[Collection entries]
[Start]

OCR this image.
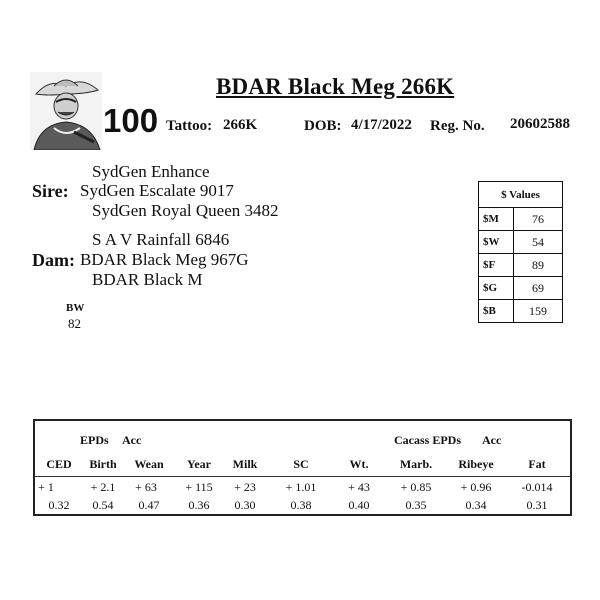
BDAR Black Meg 266K
100 Tattoo: 266K	DOB: 4/17/2022 Reg. No. 20602588
SydGen Enhance
Sire: SydGen Escalate 9017
SydGen Royal Queen 3482
S A V Rainfall 6846
Dam: BDAR Black Meg 967G
BDAR Black M
BW
82
$ Values	
$M	76
$W	54
$F	89
$G	69
$B	159
EPDs Acc	Cacass EPDs Acc
CED	Birth	Wean	Year	Milk	SC	Wt.	Marb.	Ribeye	Fat
+ 1	+ 2.1	+ 63	+ 115	+ 23	+ 1.01	+ 43	+ 0.85	+ 0.96	-0.014
0.32	0.54	0.47	0.36	0.30	0.38	0.40	0.35	0.34	0.31
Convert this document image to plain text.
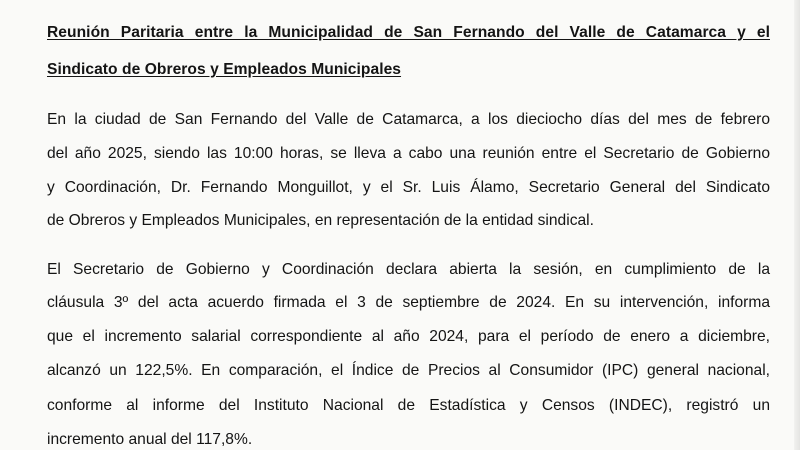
Reunión Paritaria entre la Municipalidad de San Fernando del Valle de Catamarca y el
Sindicato de Obreros y Empleados Municipales
En la ciudad de San Fernando del Valle de Catamarca, a los dieciocho días del mes de febrero
del año 2025, siendo las 10:00 horas, se lleva a cabo una reunión entre el Secretario de Gobierno
y Coordinación, Dr. Fernando Monguillot, y el Sr. Luis Álamo, Secretario General del Sindicato
de Obreros y Empleados Municipales, en representación de la entidad sindical.
El Secretario de Gobierno y Coordinación declara abierta la sesión, en cumplimiento de la
cláusula 3º del acta acuerdo firmada el 3 de septiembre de 2024. En su intervención, informa
que el incremento salarial correspondiente al año 2024, para el período de enero a diciembre,
alcanzó un 122,5%. En comparación, el Índice de Precios al Consumidor (IPC) general nacional,
conforme al informe del Instituto Nacional de Estadística y Censos (INDEC), registró un
incremento anual del 117,8%.
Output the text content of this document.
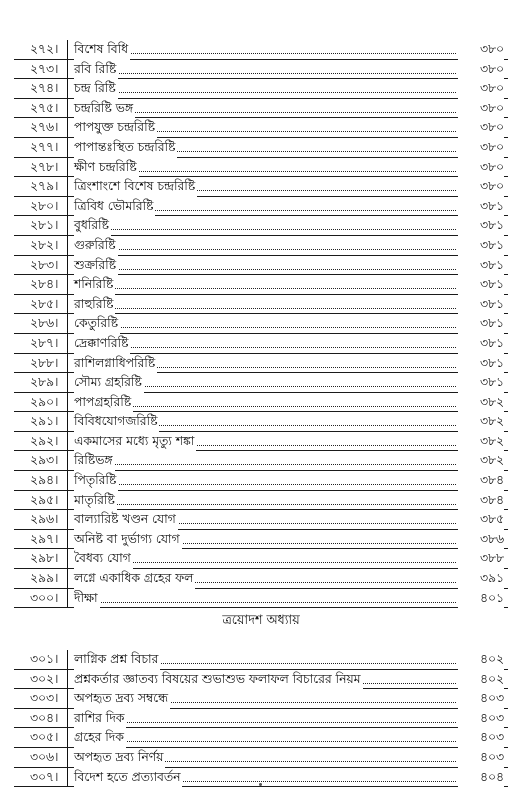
২৭২।	বিশেষ বিধি	৩৮০
২৭৩।	রবি রিষ্টি	৩৮০
২৭৪।	চন্দ্র রিষ্টি	৩৮০
২৭৫।	চন্দ্ররিষ্টি ভঙ্গ	৩৮০
২৭৬।	পাপযুক্ত চন্দ্ররিষ্টি	৩৮০
২৭৭।	পাপান্তঃস্থিত চন্দ্ররিষ্টি	৩৮০
২৭৮।	ক্ষীণ চন্দ্ররিষ্টি	৩৮০
২৭৯।	ত্রিংশাংশে বিশেষ চন্দ্ররিষ্টি	৩৮০
২৮০।	ত্রিবিধ ভৌমরিষ্টি	৩৮১
২৮১।	বুধরিষ্টি	৩৮১
২৮২।	গুরুরিষ্টি	৩৮১
২৮৩।	শুক্ররিষ্টি	৩৮১
২৮৪।	শনিরিষ্টি	৩৮১
২৮৫।	রাহুরিষ্টি	৩৮১
২৮৬।	কেতুরিষ্টি	৩৮১
২৮৭।	দ্রেক্কাণরিষ্টি	৩৮১
২৮৮।	রাশিলগ্নাধিপরিষ্টি	৩৮১
২৮৯।	সৌম্য গ্রহরিষ্টি	৩৮১
২৯০।	পাপগ্রহরিষ্টি	৩৮২
২৯১।	বিবিধযোগজরিষ্টি	৩৮২
২৯২।	একমাসের মধ্যে মৃত্যু শঙ্কা	৩৮২
২৯৩।	রিষ্টিভঙ্গ	৩৮২
২৯৪।	পিতৃরিষ্টি	৩৮৪
২৯৫।	মাতৃরিষ্টি	৩৮৪
২৯৬।	বাল্যারিষ্ট খণ্ডন যোগ	৩৮৫
২৯৭।	অনিষ্ট বা দুর্ভাগ্য যোগ	৩৮৬
২৯৮।	বৈধব্য যোগ	৩৮৮
২৯৯।	লগ্নে একাধিক গ্রহের ফল	৩৯১
৩০০।	দীক্ষা	৪০১
ত্রয়োদশ অধ্যায়
৩০১।	লাগ্নিক প্রশ্ন বিচার	৪০২
৩০২।	প্রশ্নকর্তার জ্ঞাতব্য বিষয়ের শুভাশুভ ফলাফল বিচারের নিয়ম	৪০২
৩০৩।	অপহৃত দ্রব্য সম্বন্ধে	৪০৩
৩০৪।	রাশির দিক	৪০৩
৩০৫।	গ্রহের দিক	৪০৩
৩০৬।	অপহৃত দ্রব্য নির্ণয়	৪০৩
৩০৭।	বিদেশ হতে প্রত্যাবর্তন	৪০৪
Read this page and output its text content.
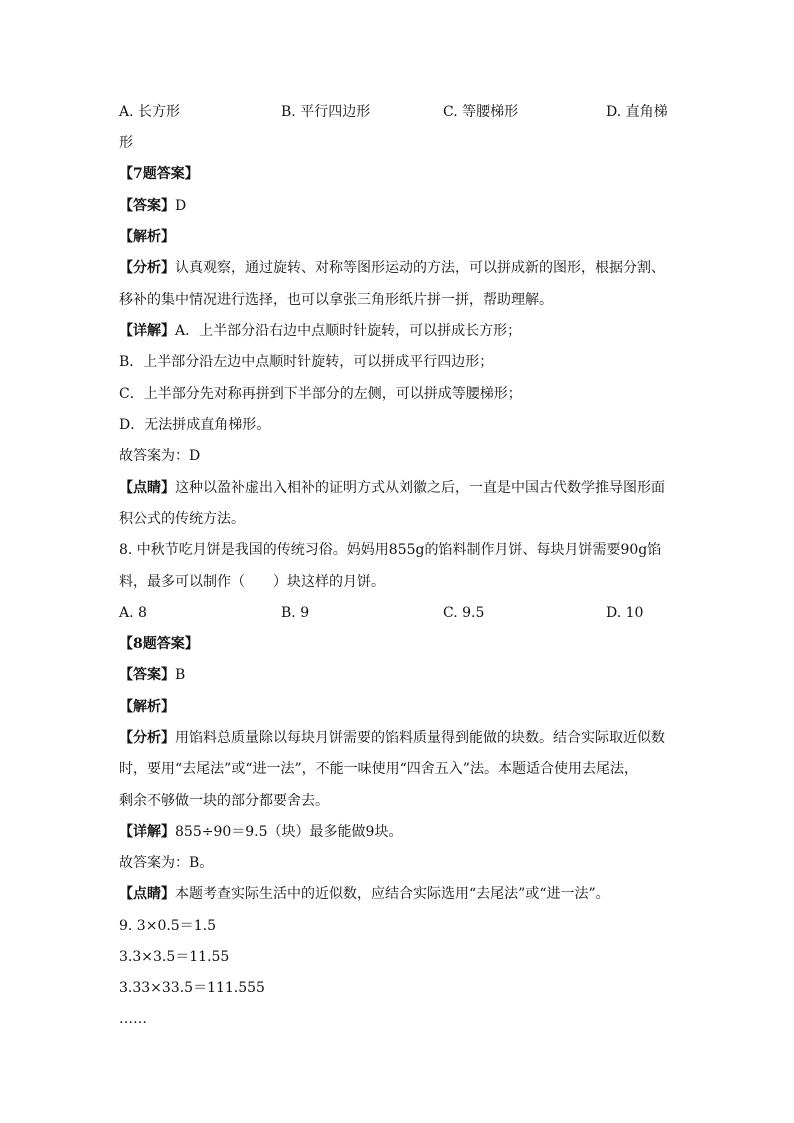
A. 长方形	B. 平行四边形	C. 等腰梯形	D. 直角梯
形
【7题答案】
【答案】D
【解析】
【分析】认真观察，通过旋转、对称等图形运动的方法，可以拼成新的图形，根据分割、
移补的集中情况进行选择，也可以拿张三角形纸片拼一拼，帮助理解。
【详解】A．上半部分沿右边中点顺时针旋转，可以拼成长方形；
B．上半部分沿左边中点顺时针旋转，可以拼成平行四边形；
C．上半部分先对称再拼到下半部分的左侧，可以拼成等腰梯形；
D．无法拼成直角梯形。
故答案为：D
【点睛】这种以盈补虚出入相补的证明方式从刘徽之后，一直是中国古代数学推导图形面
积公式的传统方法。
8. 中秋节吃月饼是我国的传统习俗。妈妈用855g的馅料制作月饼、每块月饼需要90g馅
料，最多可以制作（　　）块这样的月饼。
A. 8	B. 9	C. 9.5	D. 10
【8题答案】
【答案】B
【解析】
【分析】用馅料总质量除以每块月饼需要的馅料质量得到能做的块数。结合实际取近似数
时，要用“去尾法”或“进一法”，不能一味使用“四舍五入”法。本题适合使用去尾法，
剩余不够做一块的部分都要舍去。
【详解】855÷90＝9.5（块）最多能做9块。
故答案为：B。
【点睛】本题考查实际生活中的近似数，应结合实际选用“去尾法”或“进一法”。
9. 3×0.5＝1.5
3.3×3.5＝11.55
3.33×33.5＝111.555
……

[End]

What the task requires: Restate the records word for word, omitting images.

The reply:
OCR this image.
BDAR Black Meg 266K
100 Tattoo: 266K	DOB: 4/17/2022 Reg. No. 20602588
SydGen Enhance
Sire: SydGen Escalate 9017
SydGen Royal Queen 3482
S A V Rainfall 6846
Dam: BDAR Black Meg 967G
BDAR Black M
BW
82
$ Values	
$M	76
$W	54
$F	89
$G	69
$B	159
EPDs Acc	Cacass EPDs Acc
CED	Birth	Wean	Year	Milk	SC	Wt.	Marb.	Ribeye	Fat
+ 1	+ 2.1	+ 63	+ 115	+ 23	+ 1.01	+ 43	+ 0.85	+ 0.96	-0.014
0.32	0.54	0.47	0.36	0.30	0.38	0.40	0.35	0.34	0.31
Convert this document image to plain text.
Reunión Paritaria entre la Municipalidad de San Fernando del Valle de Catamarca y el
Sindicato de Obreros y Empleados Municipales
En la ciudad de San Fernando del Valle de Catamarca, a los dieciocho días del mes de febrero
del año 2025, siendo las 10:00 horas, se lleva a cabo una reunión entre el Secretario de Gobierno
y Coordinación, Dr. Fernando Monguillot, y el Sr. Luis Álamo, Secretario General del Sindicato
de Obreros y Empleados Municipales, en representación de la entidad sindical.
El Secretario de Gobierno y Coordinación declara abierta la sesión, en cumplimiento de la
cláusula 3º del acta acuerdo firmada el 3 de septiembre de 2024. En su intervención, informa
que el incremento salarial correspondiente al año 2024, para el período de enero a diciembre,
alcanzó un 122,5%. En comparación, el Índice de Precios al Consumidor (IPC) general nacional,
conforme al informe del Instituto Nacional de Estadística y Censos (INDEC), registró un
incremento anual del 117,8%.
Output the text content of this document.
২৭২।	বিশেষ বিধি	৩৮০
২৭৩।	রবি রিষ্টি	৩৮০
২৭৪।	চন্দ্র রিষ্টি	৩৮০
২৭৫।	চন্দ্ররিষ্টি ভঙ্গ	৩৮০
২৭৬।	পাপযুক্ত চন্দ্ররিষ্টি	৩৮০
২৭৭।	পাপান্তঃস্থিত চন্দ্ররিষ্টি	৩৮০
২৭৮।	ক্ষীণ চন্দ্ররিষ্টি	৩৮০
২৭৯।	ত্রিংশাংশে বিশেষ চন্দ্ররিষ্টি	৩৮০
২৮০।	ত্রিবিধ ভৌমরিষ্টি	৩৮১
২৮১।	বুধরিষ্টি	৩৮১
২৮২।	গুরুরিষ্টি	৩৮১
২৮৩।	শুক্ররিষ্টি	৩৮১
২৮৪।	শনিরিষ্টি	৩৮১
২৮৫।	রাহুরিষ্টি	৩৮১
২৮৬।	কেতুরিষ্টি	৩৮১
২৮৭।	দ্রেক্কাণরিষ্টি	৩৮১
২৮৮।	রাশিলগ্নাধিপরিষ্টি	৩৮১
২৮৯।	সৌম্য গ্রহরিষ্টি	৩৮১
২৯০।	পাপগ্রহরিষ্টি	৩৮২
২৯১।	বিবিধযোগজরিষ্টি	৩৮২
২৯২।	একমাসের মধ্যে মৃত্যু শঙ্কা	৩৮২
২৯৩।	রিষ্টিভঙ্গ	৩৮২
২৯৪।	পিতৃরিষ্টি	৩৮৪
২৯৫।	মাতৃরিষ্টি	৩৮৪
২৯৬।	বাল্যারিষ্ট খণ্ডন যোগ	৩৮৫
২৯৭।	অনিষ্ট বা দুর্ভাগ্য যোগ	৩৮৬
২৯৮।	বৈধব্য যোগ	৩৮৮
২৯৯।	লগ্নে একাধিক গ্রহের ফল	৩৯১
৩০০।	দীক্ষা	৪০১
ত্রয়োদশ অধ্যায়
৩০১।	লাগ্নিক প্রশ্ন বিচার	৪০২
৩০২।	প্রশ্নকর্তার জ্ঞাতব্য বিষয়ের শুভাশুভ ফলাফল বিচারের নিয়ম	৪০২
৩০৩।	অপহৃত দ্রব্য সম্বন্ধে	৪০৩
৩০৪।	রাশির দিক	৪০৩
৩০৫।	গ্রহের দিক	৪০৩
৩০৬।	অপহৃত দ্রব্য নির্ণয়	৪০৩
৩০৭।	বিদেশ হতে প্রত্যাবর্তন	৪০৪
Read this page and output its text content.
A. 长方形	B. 平行四边形	C. 等腰梯形	D. 直角梯
形
【7题答案】
【答案】D
【解析】
【分析】认真观察，通过旋转、对称等图形运动的方法，可以拼成新的图形，根据分割、
移补的集中情况进行选择，也可以拿张三角形纸片拼一拼，帮助理解。
【详解】A．上半部分沿右边中点顺时针旋转，可以拼成长方形；
B．上半部分沿左边中点顺时针旋转，可以拼成平行四边形；
C．上半部分先对称再拼到下半部分的左侧，可以拼成等腰梯形；
D．无法拼成直角梯形。
故答案为：D
【点睛】这种以盈补虚出入相补的证明方式从刘徽之后，一直是中国古代数学推导图形面
积公式的传统方法。
8. 中秋节吃月饼是我国的传统习俗。妈妈用855g的馅料制作月饼、每块月饼需要90g馅
料，最多可以制作（　　）块这样的月饼。
A. 8	B. 9	C. 9.5	D. 10
【8题答案】
【答案】B
【解析】
【分析】用馅料总质量除以每块月饼需要的馅料质量得到能做的块数。结合实际取近似数
时，要用“去尾法”或“进一法”，不能一味使用“四舍五入”法。本题适合使用去尾法，
剩余不够做一块的部分都要舍去。
【详解】855÷90＝9.5（块）最多能做9块。
故答案为：B。
【点睛】本题考查实际生活中的近似数，应结合实际选用“去尾法”或“进一法”。
9. 3×0.5＝1.5
3.3×3.5＝11.55
3.33×33.5＝111.555
……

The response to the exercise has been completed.